What the exercise asks
Give back the full listing verbatim, apart from its images.

◇ ◇ ◇ ◇ ◇

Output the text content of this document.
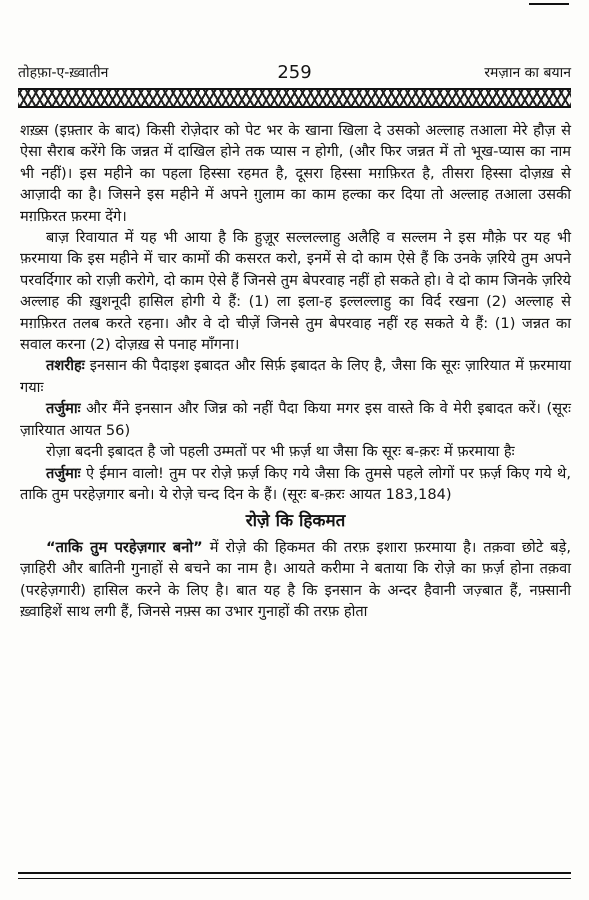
तोहफ़ा-ए-ख़्वातीन	259	रमज़ान का बयान

शख़्स (इफ़्तार के बाद) किसी रोज़ेदार को पेट भर के खाना खिला दे उसको अल्लाह तआला मेरे हौज़ से ऐसा सैराब करेंगे कि जन्नत में दाखिल होने तक प्यास न होगी, (और फिर जन्नत में तो भूख-प्यास का नाम भी नहीं)। इस महीने का पहला हिस्सा रहमत है, दूसरा हिस्सा मग़फ़िरत है, तीसरा हिस्सा दोज़ख़ से आज़ादी का है। जिसने इस महीने में अपने ग़ुलाम का काम हल्का कर दिया तो अल्लाह तआला उसकी मग़फ़िरत फ़रमा देंगे।

बाज़ रिवायात में यह भी आया है कि हुज़ूर सल्लल्लाहु अलैहि व सल्लम ने इस मौक़े पर यह भी फ़रमाया कि इस महीने में चार कामों की कसरत करो, इनमें से दो काम ऐसे हैं कि उनके ज़रिये तुम अपने परवर्दिगार को राज़ी करोगे, दो काम ऐसे हैं जिनसे तुम बेपरवाह नहीं हो सकते हो। वे दो काम जिनके ज़रिये अल्लाह की ख़ुशनूदी हासिल होगी ये हैं: (1) ला इला-ह इल्लल्लाहु का विर्द रखना (2) अल्लाह से मग़फ़िरत तलब करते रहना। और वे दो चीज़ें जिनसे तुम बेपरवाह नहीं रह सकते ये हैं: (1) जन्नत का सवाल करना (2) दोज़ख़ से पनाह माँगना।

तशरीहः इनसान की पैदाइश इबादत और सिर्फ़ इबादत के लिए है, जैसा कि सूरः ज़ारियात में फ़रमाया गयाः

तर्जुमाः और मैंने इनसान और जिन्न को नहीं पैदा किया मगर इस वास्ते कि वे मेरी इबादत करें। (सूरः ज़ारियात आयत 56)

रोज़ा बदनी इबादत है जो पहली उम्मतों पर भी फ़र्ज़ था जैसा कि सूरः ब-क़रः में फ़रमाया हैः

तर्जुमाः ऐ ईमान वालो! तुम पर रोज़े फ़र्ज़ किए गये जैसा कि तुमसे पहले लोगों पर फ़र्ज़ किए गये थे, ताकि तुम परहेज़गार बनो। ये रोज़े चन्द दिन के हैं। (सूरः ब-क़रः आयत 183,184)

रोज़े कि हिकमत

“ताकि तुम परहेज़गार बनो” में रोज़े की हिकमत की तरफ़ इशारा फ़रमाया है। तक़वा छोटे बड़े, ज़ाहिरी और बातिनी गुनाहों से बचने का नाम है। आयते करीमा ने बताया कि रोज़े का फ़र्ज़ होना तक़वा (परहेज़गारी) हासिल करने के लिए है। बात यह है कि इनसान के अन्दर हैवानी जज़्बात हैं, नफ़्सानी ख़्वाहिशें साथ लगी हैं, जिनसे नफ़्स का उभार गुनाहों की तरफ़ होता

◇ ◇ ◇ ◇ ◇

Response to this task
Output the text content of this document.
तोहफ़ा-ए-ख़्वातीन	259	रमज़ान का बयान

शख़्स (इफ़्तार के बाद) किसी रोज़ेदार को पेट भर के खाना खिला दे उसको अल्लाह तआला मेरे हौज़ से ऐसा सैराब करेंगे कि जन्नत में दाखिल होने तक प्यास न होगी, (और फिर जन्नत में तो भूख-प्यास का नाम भी नहीं)। इस महीने का पहला हिस्सा रहमत है, दूसरा हिस्सा मग़फ़िरत है, तीसरा हिस्सा दोज़ख़ से आज़ादी का है। जिसने इस महीने में अपने ग़ुलाम का काम हल्का कर दिया तो अल्लाह तआला उसकी मग़फ़िरत फ़रमा देंगे।

बाज़ रिवायात में यह भी आया है कि हुज़ूर सल्लल्लाहु अलैहि व सल्लम ने इस मौक़े पर यह भी फ़रमाया कि इस महीने में चार कामों की कसरत करो, इनमें से दो काम ऐसे हैं कि उनके ज़रिये तुम अपने परवर्दिगार को राज़ी करोगे, दो काम ऐसे हैं जिनसे तुम बेपरवाह नहीं हो सकते हो। वे दो काम जिनके ज़रिये अल्लाह की ख़ुशनूदी हासिल होगी ये हैं: (1) ला इला-ह इल्लल्लाहु का विर्द रखना (2) अल्लाह से मग़फ़िरत तलब करते रहना। और वे दो चीज़ें जिनसे तुम बेपरवाह नहीं रह सकते ये हैं: (1) जन्नत का सवाल करना (2) दोज़ख़ से पनाह माँगना।

तशरीहः इनसान की पैदाइश इबादत और सिर्फ़ इबादत के लिए है, जैसा कि सूरः ज़ारियात में फ़रमाया गयाः

तर्जुमाः और मैंने इनसान और जिन्न को नहीं पैदा किया मगर इस वास्ते कि वे मेरी इबादत करें। (सूरः ज़ारियात आयत 56)

रोज़ा बदनी इबादत है जो पहली उम्मतों पर भी फ़र्ज़ था जैसा कि सूरः ब-क़रः में फ़रमाया हैः

तर्जुमाः ऐ ईमान वालो! तुम पर रोज़े फ़र्ज़ किए गये जैसा कि तुमसे पहले लोगों पर फ़र्ज़ किए गये थे, ताकि तुम परहेज़गार बनो। ये रोज़े चन्द दिन के हैं। (सूरः ब-क़रः आयत 183,184)

रोज़े कि हिकमत

“ताकि तुम परहेज़गार बनो” में रोज़े की हिकमत की तरफ़ इशारा फ़रमाया है। तक़वा छोटे बड़े, ज़ाहिरी और बातिनी गुनाहों से बचने का नाम है। आयते करीमा ने बताया कि रोज़े का फ़र्ज़ होना तक़वा (परहेज़गारी) हासिल करने के लिए है। बात यह है कि इनसान के अन्दर हैवानी जज़्बात हैं, नफ़्सानी ख़्वाहिशें साथ लगी हैं, जिनसे नफ़्स का उभार गुनाहों की तरफ़ होता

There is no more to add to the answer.